**Request:** Select all lines holding the word "ADVOCATE" from the entries that follow.
--- begin Input material ---
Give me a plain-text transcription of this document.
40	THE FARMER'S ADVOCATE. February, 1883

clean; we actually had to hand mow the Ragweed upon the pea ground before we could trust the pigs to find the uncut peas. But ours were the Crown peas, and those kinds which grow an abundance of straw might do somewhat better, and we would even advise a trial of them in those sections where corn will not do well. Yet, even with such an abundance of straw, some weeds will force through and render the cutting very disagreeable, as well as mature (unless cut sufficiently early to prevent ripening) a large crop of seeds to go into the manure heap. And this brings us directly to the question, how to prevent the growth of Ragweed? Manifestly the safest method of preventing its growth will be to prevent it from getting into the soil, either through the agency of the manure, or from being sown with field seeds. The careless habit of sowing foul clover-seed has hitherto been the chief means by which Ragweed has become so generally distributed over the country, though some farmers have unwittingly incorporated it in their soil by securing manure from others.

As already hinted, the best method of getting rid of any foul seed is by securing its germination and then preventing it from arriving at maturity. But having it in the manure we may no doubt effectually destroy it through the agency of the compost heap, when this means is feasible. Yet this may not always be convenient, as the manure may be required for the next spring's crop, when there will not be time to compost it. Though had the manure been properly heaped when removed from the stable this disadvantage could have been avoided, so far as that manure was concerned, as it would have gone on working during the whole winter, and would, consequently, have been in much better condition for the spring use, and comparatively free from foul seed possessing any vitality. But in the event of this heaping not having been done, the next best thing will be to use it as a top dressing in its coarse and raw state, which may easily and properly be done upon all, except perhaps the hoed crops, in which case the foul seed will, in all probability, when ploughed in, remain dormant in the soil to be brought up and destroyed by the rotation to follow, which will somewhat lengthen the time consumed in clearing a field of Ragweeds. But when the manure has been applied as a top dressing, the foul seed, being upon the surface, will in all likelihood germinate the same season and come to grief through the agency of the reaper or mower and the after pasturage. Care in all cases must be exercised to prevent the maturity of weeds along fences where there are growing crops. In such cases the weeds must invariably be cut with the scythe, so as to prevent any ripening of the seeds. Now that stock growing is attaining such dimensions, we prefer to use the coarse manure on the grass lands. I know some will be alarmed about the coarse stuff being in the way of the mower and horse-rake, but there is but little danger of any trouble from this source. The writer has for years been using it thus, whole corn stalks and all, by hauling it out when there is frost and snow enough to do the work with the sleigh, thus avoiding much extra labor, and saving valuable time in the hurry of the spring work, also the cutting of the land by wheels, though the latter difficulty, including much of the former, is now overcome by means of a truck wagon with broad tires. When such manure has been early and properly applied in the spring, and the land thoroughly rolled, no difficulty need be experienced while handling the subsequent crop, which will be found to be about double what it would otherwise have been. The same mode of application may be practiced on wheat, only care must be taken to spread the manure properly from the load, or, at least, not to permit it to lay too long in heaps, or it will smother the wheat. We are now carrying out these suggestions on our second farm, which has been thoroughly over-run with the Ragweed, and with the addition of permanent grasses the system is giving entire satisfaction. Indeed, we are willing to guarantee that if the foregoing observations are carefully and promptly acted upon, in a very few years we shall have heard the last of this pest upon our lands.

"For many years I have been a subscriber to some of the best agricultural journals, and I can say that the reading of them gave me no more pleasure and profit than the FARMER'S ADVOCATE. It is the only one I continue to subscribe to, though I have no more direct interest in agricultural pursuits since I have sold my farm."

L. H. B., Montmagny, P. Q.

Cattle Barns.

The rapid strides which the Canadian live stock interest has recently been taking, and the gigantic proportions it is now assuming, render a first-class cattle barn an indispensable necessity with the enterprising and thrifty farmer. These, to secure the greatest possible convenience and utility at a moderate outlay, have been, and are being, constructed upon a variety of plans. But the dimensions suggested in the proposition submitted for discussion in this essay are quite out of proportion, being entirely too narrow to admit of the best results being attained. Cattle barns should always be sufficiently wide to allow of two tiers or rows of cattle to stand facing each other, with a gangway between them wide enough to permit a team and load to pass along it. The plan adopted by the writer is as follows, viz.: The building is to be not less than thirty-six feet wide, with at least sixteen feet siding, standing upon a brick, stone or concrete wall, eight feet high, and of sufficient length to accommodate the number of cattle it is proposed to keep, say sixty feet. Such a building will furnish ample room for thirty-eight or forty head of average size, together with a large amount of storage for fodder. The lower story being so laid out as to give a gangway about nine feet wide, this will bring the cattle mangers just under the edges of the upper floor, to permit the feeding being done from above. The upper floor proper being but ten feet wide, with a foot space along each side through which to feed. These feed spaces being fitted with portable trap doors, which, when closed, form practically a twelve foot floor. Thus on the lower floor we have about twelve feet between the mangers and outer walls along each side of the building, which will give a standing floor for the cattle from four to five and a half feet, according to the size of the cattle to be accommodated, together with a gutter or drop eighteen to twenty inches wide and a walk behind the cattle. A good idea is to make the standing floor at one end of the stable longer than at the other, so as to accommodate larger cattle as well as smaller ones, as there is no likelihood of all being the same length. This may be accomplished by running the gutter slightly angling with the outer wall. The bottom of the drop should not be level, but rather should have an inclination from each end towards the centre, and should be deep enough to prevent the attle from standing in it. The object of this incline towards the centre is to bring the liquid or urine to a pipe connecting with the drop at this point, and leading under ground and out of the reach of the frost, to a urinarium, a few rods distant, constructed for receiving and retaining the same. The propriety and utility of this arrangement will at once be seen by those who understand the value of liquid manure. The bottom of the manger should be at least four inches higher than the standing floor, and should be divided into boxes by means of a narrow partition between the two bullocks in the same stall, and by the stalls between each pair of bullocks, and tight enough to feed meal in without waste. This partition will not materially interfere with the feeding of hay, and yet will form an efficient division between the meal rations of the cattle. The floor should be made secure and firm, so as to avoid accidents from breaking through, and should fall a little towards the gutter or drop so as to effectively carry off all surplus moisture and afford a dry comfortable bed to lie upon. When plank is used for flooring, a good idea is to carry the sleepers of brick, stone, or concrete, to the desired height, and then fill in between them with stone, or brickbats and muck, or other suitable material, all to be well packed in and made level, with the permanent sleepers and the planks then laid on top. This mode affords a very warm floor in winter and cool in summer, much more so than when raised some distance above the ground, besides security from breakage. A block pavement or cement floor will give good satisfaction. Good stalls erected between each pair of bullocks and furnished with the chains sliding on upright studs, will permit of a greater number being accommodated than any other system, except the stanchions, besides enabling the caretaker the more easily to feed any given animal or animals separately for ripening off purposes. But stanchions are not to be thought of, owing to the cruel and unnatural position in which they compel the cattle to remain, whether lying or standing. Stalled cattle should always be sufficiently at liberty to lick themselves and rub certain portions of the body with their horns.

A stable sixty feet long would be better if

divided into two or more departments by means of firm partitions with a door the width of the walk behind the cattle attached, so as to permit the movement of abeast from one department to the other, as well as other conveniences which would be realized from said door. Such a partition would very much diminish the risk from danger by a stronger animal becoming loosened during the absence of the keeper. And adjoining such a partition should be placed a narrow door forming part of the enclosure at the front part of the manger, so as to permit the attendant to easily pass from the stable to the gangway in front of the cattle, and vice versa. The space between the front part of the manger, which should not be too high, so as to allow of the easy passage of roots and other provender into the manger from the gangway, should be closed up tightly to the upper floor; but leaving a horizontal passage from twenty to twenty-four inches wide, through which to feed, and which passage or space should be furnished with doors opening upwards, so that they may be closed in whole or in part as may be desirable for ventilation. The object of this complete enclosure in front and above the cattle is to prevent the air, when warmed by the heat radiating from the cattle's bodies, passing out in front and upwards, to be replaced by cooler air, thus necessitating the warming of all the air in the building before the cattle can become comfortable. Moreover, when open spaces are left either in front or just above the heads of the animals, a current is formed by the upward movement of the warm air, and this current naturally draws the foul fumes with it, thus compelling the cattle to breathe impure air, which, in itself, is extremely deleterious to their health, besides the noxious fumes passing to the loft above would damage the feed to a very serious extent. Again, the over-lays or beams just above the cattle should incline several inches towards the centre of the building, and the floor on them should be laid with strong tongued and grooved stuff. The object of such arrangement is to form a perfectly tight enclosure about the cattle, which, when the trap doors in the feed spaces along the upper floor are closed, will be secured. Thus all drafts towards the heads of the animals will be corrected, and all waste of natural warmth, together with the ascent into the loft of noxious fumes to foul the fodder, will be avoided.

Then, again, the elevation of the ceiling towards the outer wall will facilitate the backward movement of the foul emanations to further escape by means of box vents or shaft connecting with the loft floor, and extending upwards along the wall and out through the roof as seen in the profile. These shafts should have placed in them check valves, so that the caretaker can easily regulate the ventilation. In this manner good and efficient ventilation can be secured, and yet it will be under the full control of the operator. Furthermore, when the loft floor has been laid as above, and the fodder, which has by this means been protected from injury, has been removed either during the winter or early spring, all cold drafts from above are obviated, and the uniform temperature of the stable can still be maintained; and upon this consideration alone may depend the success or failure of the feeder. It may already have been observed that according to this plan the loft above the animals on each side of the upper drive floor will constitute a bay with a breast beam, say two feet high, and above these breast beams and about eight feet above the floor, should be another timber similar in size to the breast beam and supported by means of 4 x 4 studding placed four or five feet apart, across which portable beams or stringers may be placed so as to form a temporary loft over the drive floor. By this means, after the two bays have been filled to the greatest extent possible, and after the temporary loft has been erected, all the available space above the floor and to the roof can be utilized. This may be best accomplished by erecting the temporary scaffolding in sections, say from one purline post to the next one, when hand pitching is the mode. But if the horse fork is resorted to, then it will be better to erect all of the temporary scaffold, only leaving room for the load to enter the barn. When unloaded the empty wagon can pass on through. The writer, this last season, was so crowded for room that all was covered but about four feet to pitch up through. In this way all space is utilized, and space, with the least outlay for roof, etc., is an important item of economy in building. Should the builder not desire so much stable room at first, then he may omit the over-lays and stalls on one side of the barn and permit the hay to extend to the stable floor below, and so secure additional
--- end Input material ---
**Written answer:**
40	THE FARMER'S ADVOCATE. February, 1883
"For many years I have been a subscriber to some of the best agricultural journals, and I can say that the reading of them gave me no more pleasure and profit than the FARMER'S ADVOCATE. It is the only one I continue to subscribe to, though I have no more direct interest in agricultural pursuits since I have sold my farm."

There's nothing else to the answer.